### WRITTEN EXERCISE
Below are some entries. Copy each line that holds the string "type".

━━ DATASET ROWS

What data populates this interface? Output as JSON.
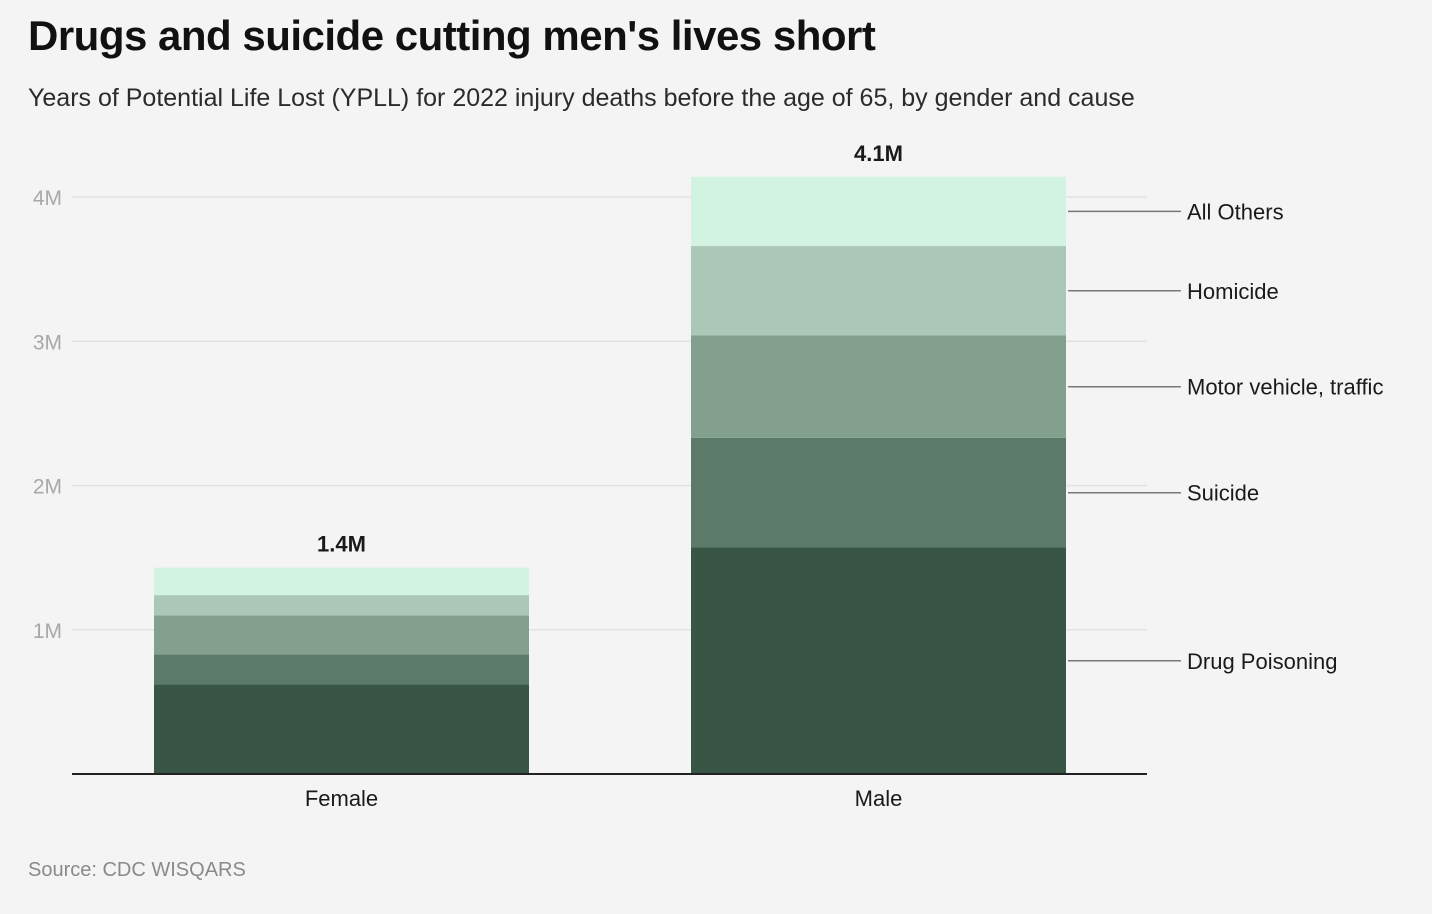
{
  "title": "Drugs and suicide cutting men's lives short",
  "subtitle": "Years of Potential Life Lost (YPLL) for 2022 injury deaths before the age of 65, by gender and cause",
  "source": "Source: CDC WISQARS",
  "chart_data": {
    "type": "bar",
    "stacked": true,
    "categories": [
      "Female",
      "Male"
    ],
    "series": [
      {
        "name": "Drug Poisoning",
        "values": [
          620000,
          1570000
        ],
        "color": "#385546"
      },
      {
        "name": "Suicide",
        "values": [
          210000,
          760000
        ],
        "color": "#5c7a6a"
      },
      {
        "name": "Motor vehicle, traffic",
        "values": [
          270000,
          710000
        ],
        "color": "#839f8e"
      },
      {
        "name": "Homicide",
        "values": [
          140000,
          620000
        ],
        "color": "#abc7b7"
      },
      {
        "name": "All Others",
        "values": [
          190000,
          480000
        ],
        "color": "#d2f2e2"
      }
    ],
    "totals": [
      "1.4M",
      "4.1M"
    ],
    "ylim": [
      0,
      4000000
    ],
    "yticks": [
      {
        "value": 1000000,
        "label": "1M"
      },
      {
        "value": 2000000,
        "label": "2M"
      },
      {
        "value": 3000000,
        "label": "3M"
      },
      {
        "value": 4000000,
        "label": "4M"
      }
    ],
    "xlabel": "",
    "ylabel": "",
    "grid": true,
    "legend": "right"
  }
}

━━━━
━━ DATASET ROWS

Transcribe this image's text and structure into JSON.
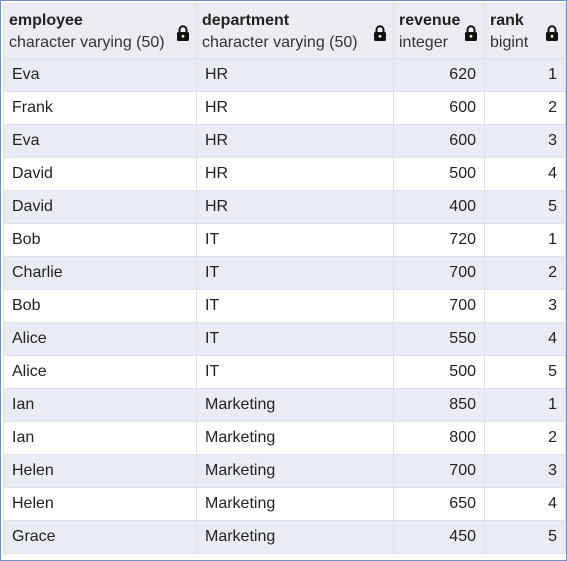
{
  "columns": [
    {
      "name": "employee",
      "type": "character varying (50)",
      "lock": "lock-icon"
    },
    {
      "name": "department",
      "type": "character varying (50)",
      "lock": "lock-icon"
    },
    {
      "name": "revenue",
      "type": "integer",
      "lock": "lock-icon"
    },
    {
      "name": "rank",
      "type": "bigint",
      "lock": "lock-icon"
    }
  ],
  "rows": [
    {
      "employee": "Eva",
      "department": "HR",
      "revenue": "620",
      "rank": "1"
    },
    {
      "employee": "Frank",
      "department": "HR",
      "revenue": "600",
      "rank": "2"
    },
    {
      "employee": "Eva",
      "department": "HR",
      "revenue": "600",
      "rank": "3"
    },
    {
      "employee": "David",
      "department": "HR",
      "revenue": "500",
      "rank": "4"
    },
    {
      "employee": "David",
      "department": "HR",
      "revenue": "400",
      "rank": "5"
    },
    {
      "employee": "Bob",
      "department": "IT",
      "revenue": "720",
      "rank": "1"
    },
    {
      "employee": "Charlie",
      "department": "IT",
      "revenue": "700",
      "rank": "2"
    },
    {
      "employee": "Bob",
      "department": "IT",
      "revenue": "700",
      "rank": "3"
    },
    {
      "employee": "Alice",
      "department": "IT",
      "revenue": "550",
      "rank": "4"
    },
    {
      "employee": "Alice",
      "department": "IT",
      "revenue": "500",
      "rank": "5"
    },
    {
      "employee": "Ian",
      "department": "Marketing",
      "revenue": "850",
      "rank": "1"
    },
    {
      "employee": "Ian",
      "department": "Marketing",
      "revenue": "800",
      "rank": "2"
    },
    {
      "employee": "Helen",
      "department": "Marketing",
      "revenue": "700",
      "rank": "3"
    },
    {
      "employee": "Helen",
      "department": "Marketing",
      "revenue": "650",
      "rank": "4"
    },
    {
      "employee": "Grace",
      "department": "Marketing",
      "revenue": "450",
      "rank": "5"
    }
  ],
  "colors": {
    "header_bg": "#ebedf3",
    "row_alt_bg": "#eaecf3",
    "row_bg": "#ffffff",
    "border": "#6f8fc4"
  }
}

━━━━

### RESPONSE
    "type": "bar",
      "type": "character varying (50)",
      "type": "character varying (50)",
      "type": "integer",
      "type": "bigint",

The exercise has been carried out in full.